A run of records
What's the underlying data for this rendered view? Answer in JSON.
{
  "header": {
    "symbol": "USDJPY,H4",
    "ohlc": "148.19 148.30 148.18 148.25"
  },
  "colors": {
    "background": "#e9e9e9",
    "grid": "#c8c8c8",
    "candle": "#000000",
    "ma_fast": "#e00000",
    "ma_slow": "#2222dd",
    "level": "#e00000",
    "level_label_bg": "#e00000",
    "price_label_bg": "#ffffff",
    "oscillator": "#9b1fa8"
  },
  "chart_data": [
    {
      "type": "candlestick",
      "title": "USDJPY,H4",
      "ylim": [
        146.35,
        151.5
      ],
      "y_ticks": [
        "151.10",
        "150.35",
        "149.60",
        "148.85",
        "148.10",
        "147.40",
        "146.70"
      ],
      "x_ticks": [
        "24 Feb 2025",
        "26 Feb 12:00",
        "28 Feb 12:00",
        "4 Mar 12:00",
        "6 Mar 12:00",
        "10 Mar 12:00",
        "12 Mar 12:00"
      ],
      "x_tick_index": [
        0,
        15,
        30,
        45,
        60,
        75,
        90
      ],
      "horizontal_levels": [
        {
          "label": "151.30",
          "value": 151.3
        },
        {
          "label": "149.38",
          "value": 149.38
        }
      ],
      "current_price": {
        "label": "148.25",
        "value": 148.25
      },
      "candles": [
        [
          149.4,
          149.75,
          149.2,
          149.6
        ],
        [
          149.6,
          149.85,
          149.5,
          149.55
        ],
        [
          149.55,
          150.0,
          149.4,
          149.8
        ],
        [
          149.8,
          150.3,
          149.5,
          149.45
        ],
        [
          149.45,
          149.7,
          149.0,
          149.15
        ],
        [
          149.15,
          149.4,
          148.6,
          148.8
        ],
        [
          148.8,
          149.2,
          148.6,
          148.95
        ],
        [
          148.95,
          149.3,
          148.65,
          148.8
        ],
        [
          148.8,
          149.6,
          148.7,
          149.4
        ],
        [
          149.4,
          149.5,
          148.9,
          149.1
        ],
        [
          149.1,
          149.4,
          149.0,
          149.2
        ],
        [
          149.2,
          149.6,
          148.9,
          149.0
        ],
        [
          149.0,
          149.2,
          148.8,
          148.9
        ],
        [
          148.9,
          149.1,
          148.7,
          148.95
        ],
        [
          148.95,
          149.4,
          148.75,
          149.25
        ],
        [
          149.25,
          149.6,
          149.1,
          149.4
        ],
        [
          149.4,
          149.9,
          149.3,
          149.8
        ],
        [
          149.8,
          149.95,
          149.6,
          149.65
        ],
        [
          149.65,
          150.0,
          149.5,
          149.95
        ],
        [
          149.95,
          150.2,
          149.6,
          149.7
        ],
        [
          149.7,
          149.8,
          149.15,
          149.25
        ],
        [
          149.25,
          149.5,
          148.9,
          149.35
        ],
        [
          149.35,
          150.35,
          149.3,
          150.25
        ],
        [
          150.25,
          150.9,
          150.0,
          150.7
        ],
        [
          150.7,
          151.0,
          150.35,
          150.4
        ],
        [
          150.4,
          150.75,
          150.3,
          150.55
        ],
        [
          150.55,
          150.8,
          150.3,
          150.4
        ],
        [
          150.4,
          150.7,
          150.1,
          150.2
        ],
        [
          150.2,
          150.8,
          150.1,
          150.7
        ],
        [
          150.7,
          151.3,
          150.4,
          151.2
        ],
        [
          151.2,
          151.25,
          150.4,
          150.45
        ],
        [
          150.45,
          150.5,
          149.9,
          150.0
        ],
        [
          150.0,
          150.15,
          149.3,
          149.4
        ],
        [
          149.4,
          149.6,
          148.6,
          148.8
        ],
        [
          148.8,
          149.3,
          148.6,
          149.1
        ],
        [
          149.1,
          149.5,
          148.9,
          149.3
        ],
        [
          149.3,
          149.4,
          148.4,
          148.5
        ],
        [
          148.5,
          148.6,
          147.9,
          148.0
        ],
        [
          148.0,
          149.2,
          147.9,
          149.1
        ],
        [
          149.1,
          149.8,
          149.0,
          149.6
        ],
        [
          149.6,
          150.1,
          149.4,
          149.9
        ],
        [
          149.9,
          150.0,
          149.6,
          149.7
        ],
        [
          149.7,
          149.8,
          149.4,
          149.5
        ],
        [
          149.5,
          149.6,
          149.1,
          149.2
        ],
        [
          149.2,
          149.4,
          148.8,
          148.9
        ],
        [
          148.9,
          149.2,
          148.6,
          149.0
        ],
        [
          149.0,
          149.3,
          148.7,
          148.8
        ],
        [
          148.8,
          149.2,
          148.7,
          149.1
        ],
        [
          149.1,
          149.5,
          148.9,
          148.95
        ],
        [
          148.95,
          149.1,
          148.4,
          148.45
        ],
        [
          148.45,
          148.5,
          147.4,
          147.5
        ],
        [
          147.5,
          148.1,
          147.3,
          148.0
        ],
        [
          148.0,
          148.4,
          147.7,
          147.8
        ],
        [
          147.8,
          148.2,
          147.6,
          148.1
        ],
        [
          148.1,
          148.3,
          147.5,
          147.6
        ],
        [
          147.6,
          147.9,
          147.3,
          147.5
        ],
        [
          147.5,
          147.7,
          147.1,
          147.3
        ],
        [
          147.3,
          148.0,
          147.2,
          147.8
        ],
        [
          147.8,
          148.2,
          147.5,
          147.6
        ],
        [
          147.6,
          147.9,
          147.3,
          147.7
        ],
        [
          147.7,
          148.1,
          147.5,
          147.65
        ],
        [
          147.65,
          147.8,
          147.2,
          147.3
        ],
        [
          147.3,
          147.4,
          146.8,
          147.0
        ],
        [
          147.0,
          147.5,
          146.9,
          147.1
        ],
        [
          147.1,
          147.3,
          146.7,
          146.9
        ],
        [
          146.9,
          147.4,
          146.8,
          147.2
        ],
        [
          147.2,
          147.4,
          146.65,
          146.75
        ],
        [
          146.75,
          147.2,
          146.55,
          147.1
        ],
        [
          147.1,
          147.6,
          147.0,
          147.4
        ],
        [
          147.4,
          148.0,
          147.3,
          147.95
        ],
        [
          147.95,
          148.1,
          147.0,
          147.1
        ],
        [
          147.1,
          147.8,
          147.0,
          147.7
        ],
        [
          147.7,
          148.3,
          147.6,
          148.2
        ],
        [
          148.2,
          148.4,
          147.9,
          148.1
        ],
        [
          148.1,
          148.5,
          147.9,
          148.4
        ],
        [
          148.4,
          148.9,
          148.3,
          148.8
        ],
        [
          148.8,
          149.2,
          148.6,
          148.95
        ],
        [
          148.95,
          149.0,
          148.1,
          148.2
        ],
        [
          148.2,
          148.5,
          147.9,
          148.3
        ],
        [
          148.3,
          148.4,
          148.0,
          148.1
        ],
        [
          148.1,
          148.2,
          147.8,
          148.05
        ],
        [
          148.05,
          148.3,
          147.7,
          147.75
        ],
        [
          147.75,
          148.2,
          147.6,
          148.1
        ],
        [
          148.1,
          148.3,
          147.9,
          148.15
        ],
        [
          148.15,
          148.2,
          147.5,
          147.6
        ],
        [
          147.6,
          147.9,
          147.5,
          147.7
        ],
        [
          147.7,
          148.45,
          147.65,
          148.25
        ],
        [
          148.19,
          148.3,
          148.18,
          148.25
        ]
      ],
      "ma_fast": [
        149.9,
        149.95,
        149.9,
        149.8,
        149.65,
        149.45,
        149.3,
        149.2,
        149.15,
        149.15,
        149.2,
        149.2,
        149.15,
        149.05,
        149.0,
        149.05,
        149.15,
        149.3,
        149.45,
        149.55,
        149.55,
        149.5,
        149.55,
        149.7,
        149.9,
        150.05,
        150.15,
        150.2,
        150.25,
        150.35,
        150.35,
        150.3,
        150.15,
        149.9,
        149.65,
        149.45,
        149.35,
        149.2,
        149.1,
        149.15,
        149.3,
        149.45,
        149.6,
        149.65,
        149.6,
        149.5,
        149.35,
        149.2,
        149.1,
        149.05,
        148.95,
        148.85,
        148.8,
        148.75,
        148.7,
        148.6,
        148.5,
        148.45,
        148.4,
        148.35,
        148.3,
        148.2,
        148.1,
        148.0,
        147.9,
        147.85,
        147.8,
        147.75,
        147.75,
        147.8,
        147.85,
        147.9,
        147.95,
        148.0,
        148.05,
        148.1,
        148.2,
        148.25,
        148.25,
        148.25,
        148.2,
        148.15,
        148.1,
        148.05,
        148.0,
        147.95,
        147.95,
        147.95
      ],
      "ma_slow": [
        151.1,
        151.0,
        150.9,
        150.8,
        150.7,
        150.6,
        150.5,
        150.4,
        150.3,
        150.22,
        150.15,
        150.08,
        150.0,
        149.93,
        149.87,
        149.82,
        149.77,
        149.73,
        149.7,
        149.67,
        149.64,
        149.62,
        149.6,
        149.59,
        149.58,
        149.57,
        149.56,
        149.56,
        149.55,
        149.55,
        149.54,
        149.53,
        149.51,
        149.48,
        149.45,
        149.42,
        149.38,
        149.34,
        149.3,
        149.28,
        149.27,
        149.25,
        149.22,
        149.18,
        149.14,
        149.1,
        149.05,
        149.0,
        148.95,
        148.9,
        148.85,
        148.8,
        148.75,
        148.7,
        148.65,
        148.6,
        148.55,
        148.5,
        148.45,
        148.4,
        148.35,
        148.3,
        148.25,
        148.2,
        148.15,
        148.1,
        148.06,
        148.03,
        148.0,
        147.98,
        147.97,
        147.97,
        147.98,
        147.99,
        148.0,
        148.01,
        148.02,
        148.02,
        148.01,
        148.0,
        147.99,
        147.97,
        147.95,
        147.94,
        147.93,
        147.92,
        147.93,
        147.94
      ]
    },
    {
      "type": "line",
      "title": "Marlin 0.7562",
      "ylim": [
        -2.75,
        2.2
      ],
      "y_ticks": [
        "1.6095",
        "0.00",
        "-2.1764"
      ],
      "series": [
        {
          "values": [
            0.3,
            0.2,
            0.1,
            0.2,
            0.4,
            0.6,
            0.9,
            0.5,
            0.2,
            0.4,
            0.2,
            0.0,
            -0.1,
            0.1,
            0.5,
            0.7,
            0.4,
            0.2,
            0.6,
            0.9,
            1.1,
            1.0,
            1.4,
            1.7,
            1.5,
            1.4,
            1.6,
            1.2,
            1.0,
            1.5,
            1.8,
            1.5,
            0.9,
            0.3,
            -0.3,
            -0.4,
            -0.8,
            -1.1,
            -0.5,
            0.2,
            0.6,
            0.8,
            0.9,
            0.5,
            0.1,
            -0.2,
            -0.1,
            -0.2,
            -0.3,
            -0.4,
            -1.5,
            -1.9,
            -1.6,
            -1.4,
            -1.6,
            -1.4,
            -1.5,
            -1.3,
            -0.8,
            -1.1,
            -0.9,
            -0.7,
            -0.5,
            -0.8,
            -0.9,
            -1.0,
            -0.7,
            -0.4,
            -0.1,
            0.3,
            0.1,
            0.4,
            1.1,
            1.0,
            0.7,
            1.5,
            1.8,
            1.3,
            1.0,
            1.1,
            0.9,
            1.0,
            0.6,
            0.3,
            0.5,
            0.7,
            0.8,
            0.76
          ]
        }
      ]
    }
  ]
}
--
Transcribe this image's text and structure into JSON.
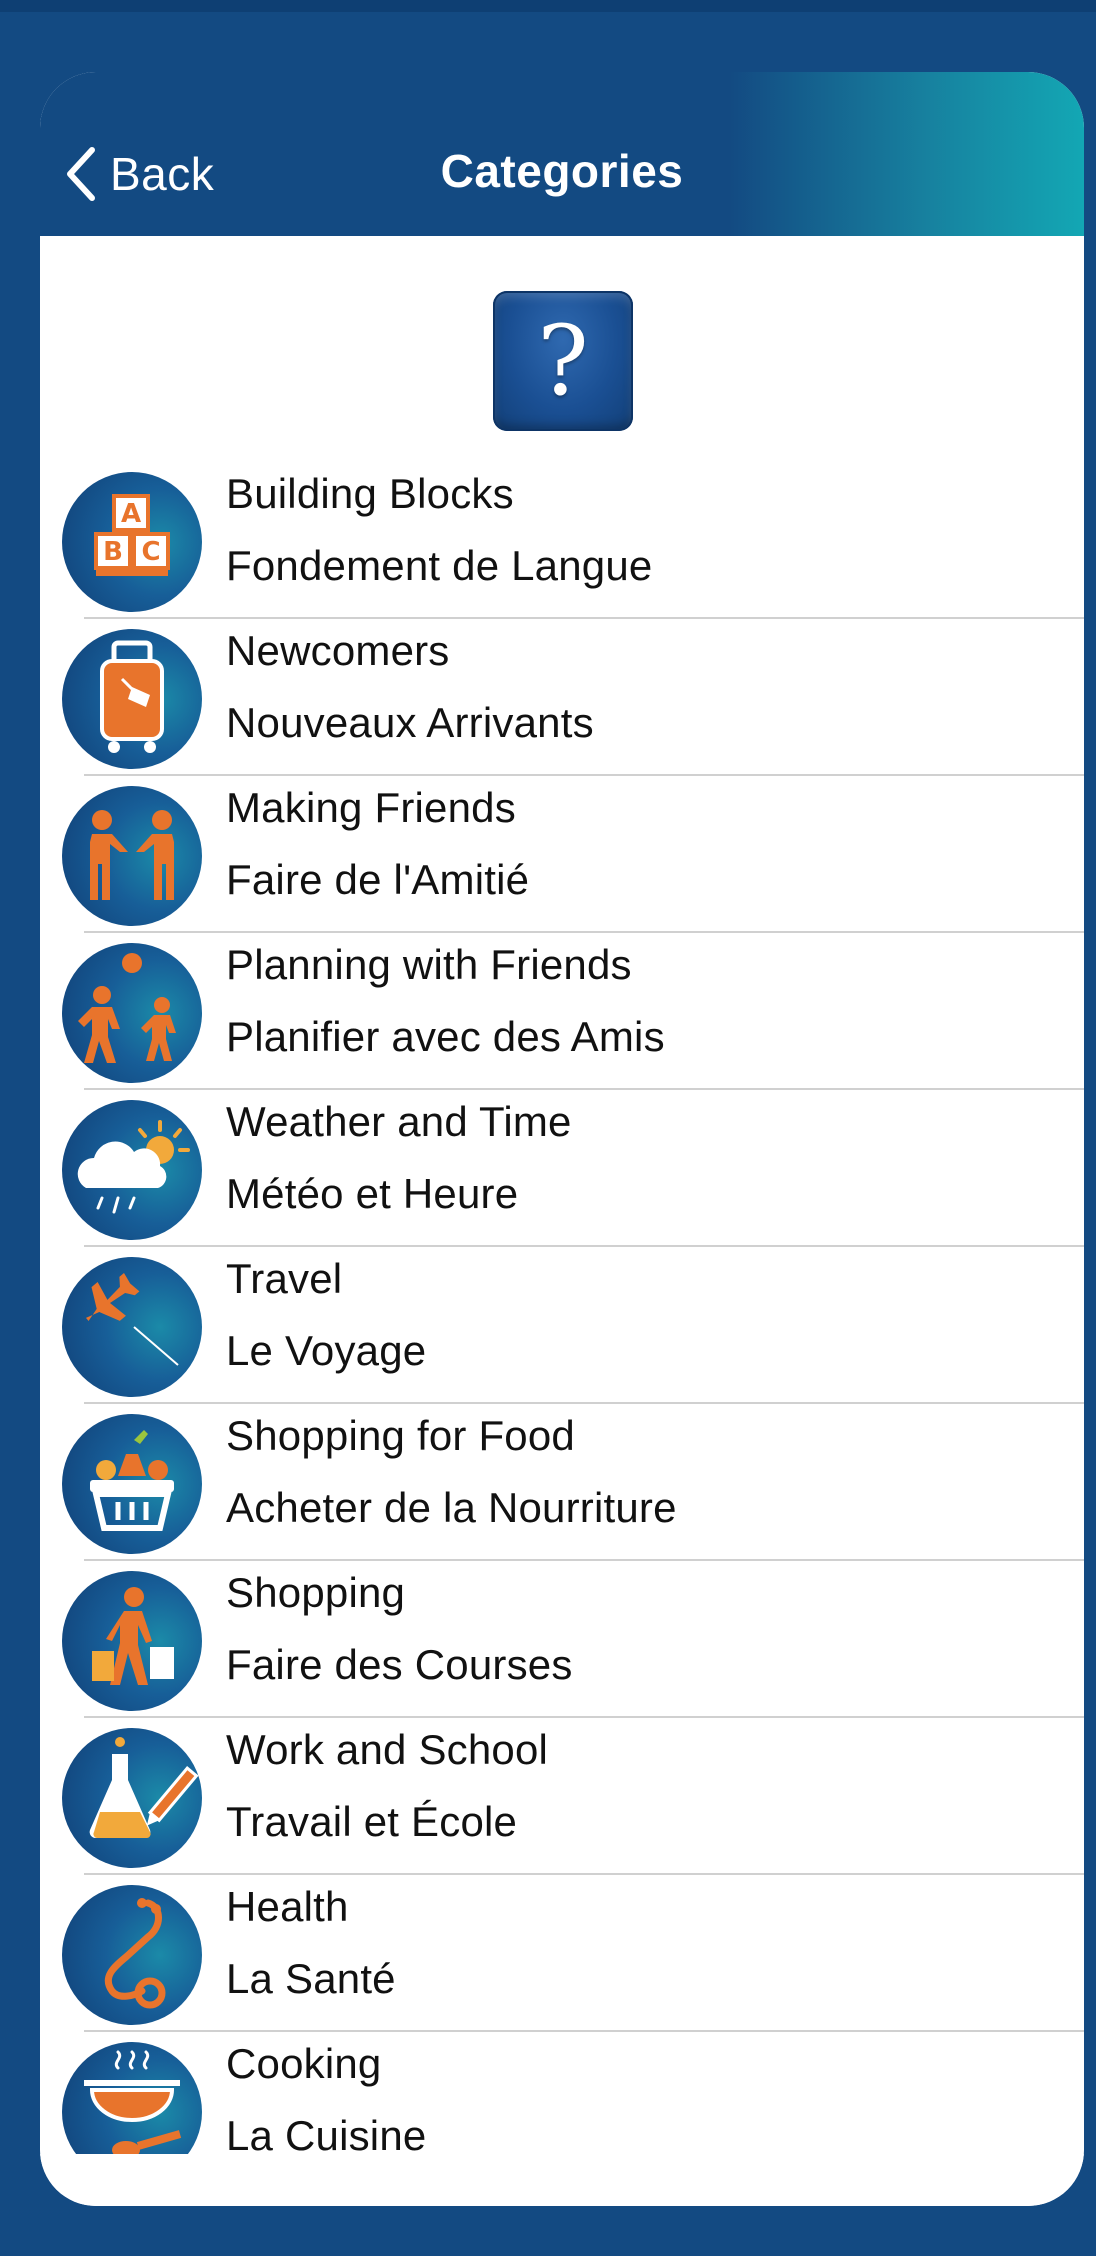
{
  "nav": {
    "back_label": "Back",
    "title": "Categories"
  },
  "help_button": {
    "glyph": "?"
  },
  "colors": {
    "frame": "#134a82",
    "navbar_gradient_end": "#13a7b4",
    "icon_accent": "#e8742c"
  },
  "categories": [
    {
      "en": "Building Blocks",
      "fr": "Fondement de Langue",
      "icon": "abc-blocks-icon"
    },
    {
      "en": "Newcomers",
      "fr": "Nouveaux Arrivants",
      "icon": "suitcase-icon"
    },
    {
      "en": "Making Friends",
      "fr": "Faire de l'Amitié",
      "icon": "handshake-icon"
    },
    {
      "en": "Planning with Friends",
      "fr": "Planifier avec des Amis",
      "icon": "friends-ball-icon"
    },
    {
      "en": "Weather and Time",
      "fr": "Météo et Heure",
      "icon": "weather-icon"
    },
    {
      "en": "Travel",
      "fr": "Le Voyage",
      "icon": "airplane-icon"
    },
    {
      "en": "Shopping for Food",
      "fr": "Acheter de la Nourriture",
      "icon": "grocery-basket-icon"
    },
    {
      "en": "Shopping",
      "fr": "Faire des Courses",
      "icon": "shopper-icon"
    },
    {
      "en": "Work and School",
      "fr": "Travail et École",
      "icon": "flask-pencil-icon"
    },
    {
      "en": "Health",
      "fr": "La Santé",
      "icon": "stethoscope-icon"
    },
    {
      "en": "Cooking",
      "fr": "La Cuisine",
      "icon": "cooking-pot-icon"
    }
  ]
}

**Task goal:** Filter lines by "JSON" and return each hit.

**Output below:**
What's the underlying data for this rendered view? Answer in JSON.
Transcribe this image's text and structure into JSON.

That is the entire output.